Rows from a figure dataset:
<<<<

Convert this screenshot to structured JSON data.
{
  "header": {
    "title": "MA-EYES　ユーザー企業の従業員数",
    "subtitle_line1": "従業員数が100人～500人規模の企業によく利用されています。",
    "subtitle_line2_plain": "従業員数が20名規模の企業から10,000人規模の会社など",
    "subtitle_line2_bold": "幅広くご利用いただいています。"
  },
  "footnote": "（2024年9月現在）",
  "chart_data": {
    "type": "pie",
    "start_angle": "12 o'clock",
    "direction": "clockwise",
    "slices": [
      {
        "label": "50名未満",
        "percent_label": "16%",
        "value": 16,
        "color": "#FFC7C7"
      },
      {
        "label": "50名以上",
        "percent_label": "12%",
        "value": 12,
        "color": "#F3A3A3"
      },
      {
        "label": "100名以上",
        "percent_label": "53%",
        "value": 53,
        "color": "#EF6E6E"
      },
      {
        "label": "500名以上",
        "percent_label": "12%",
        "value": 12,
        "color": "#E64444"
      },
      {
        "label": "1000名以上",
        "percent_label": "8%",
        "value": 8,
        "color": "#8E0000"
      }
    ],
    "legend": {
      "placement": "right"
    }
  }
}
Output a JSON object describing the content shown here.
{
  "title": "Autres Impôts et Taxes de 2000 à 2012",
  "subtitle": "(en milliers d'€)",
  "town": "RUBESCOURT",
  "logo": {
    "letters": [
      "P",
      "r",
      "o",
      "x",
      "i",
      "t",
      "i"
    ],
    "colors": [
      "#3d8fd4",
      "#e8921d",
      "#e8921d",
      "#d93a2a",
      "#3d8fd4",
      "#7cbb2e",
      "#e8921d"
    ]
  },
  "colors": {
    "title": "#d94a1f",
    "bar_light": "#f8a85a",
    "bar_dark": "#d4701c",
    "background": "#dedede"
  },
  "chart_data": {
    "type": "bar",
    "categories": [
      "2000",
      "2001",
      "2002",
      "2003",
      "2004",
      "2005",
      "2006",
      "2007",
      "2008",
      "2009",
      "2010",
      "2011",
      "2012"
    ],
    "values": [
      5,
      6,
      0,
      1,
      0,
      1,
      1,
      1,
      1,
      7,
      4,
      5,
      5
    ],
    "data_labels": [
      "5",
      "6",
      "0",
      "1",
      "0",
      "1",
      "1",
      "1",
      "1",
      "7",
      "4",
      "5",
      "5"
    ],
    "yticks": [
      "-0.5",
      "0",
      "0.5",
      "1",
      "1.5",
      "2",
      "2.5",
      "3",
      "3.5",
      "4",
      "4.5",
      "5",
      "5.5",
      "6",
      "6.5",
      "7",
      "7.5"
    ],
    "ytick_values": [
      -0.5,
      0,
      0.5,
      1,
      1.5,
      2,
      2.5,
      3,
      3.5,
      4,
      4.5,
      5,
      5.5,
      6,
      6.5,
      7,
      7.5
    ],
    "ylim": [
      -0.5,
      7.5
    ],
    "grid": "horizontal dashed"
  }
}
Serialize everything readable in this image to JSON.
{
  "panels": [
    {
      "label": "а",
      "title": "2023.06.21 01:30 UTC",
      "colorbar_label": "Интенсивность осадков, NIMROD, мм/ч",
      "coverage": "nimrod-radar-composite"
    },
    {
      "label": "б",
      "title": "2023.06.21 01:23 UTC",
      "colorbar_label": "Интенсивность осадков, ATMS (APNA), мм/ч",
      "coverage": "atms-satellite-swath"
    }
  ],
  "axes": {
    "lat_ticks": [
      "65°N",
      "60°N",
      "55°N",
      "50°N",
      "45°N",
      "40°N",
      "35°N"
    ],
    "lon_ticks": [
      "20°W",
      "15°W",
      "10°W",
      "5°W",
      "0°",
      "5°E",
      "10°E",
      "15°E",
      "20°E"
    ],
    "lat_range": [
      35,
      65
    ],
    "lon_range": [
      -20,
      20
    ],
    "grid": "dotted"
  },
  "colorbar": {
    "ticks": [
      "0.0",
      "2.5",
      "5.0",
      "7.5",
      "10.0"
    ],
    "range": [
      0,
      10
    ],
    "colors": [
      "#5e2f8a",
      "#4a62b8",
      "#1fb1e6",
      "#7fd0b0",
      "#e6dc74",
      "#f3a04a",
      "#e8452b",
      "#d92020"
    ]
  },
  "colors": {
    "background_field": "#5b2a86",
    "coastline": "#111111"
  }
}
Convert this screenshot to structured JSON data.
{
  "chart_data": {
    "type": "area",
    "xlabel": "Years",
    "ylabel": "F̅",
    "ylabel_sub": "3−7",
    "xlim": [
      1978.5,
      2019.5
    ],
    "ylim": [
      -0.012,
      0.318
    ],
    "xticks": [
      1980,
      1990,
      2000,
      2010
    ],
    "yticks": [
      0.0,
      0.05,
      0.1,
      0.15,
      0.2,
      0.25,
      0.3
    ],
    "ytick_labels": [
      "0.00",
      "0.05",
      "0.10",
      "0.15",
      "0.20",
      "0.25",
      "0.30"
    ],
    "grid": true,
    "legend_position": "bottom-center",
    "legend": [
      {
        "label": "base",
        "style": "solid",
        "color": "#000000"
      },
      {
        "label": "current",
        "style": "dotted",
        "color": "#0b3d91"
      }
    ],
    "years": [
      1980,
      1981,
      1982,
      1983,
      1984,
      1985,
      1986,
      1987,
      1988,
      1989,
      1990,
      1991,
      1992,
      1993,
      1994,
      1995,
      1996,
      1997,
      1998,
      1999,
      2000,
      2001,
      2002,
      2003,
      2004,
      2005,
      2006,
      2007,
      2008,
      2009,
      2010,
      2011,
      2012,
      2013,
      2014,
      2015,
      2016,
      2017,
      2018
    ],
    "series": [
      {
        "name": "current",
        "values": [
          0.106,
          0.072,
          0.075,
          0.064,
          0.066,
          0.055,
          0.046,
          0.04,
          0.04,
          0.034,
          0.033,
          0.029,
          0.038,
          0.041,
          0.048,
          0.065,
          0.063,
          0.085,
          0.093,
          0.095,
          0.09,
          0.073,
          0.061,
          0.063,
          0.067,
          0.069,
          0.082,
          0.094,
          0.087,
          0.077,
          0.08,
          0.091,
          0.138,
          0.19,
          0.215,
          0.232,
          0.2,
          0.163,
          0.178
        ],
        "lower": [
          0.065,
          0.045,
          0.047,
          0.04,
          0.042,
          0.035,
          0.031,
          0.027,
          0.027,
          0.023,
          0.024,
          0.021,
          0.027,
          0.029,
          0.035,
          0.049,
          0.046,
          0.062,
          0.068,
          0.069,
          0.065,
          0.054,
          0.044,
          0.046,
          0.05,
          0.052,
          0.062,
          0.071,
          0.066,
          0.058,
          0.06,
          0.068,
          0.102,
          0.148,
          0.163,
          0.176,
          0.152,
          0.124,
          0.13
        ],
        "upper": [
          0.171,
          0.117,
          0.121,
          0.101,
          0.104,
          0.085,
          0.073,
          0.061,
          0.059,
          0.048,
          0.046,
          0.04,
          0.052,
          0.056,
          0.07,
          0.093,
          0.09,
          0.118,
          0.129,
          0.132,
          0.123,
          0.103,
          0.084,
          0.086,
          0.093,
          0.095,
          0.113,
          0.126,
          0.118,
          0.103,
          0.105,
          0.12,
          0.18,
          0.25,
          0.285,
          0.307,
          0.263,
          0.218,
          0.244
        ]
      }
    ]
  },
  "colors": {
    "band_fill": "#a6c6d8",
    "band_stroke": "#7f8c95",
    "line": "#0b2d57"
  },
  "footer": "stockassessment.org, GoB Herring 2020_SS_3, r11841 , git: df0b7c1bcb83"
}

>>>>

DO THIS:
Spot every line that holds "grid" and copy it.

OUTPUT OF THE TASK:
    "grid": "horizontal dashed"
    "grid": "dotted"
    "grid": true,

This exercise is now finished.